◆ **Material for this exercise**:

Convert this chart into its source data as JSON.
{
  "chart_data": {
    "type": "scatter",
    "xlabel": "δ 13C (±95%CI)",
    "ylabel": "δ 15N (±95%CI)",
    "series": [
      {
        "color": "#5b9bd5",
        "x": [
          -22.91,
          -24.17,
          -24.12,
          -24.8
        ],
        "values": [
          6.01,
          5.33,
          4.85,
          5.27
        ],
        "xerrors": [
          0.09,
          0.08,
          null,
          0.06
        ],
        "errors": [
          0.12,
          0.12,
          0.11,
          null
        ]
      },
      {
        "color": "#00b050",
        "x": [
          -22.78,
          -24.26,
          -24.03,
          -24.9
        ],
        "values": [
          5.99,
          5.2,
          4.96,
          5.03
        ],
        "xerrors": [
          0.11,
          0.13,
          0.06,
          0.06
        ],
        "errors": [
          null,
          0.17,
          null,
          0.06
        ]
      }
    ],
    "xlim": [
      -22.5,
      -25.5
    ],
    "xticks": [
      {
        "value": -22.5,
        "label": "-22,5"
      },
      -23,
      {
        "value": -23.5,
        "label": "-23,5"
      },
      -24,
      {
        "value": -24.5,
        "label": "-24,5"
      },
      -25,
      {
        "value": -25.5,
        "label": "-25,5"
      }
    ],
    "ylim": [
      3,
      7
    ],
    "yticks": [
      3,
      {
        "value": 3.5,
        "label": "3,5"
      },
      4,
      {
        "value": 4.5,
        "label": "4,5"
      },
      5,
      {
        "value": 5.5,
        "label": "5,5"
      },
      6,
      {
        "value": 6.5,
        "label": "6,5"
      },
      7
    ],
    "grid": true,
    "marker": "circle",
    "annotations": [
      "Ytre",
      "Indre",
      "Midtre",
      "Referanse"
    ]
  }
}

◆ **Problem to work on**: Exactly as shown, repeat every record.

◆ **Answer**:
Convert this chart into its source data as JSON.
{
  "chart_data": {
    "type": "scatter",
    "xlabel": "δ 13C (±95%CI)",
    "ylabel": "δ 15N (±95%CI)",
    "series": [
      {
        "color": "#5b9bd5",
        "x": [
          -22.91,
          -24.17,
          -24.12,
          -24.8
        ],
        "values": [
          6.01,
          5.33,
          4.85,
          5.27
        ],
        "xerrors": [
          0.09,
          0.08,
          null,
          0.06
        ],
        "errors": [
          0.12,
          0.12,
          0.11,
          null
        ]
      },
      {
        "color": "#00b050",
        "x": [
          -22.78,
          -24.26,
          -24.03,
          -24.9
        ],
        "values": [
          5.99,
          5.2,
          4.96,
          5.03
        ],
        "xerrors": [
          0.11,
          0.13,
          0.06,
          0.06
        ],
        "errors": [
          null,
          0.17,
          null,
          0.06
        ]
      }
    ],
    "xlim": [
      -22.5,
      -25.5
    ],
    "xticks": [
      {
        "value": -22.5,
        "label": "-22,5"
      },
      -23,
      {
        "value": -23.5,
        "label": "-23,5"
      },
      -24,
      {
        "value": -24.5,
        "label": "-24,5"
      },
      -25,
      {
        "value": -25.5,
        "label": "-25,5"
      }
    ],
    "ylim": [
      3,
      7
    ],
    "yticks": [
      3,
      {
        "value": 3.5,
        "label": "3,5"
      },
      4,
      {
        "value": 4.5,
        "label": "4,5"
      },
      5,
      {
        "value": 5.5,
        "label": "5,5"
      },
      6,
      {
        "value": 6.5,
        "label": "6,5"
      },
      7
    ],
    "grid": true,
    "marker": "circle",
    "annotations": [
      "Ytre",
      "Indre",
      "Midtre",
      "Referanse"
    ]
  }
}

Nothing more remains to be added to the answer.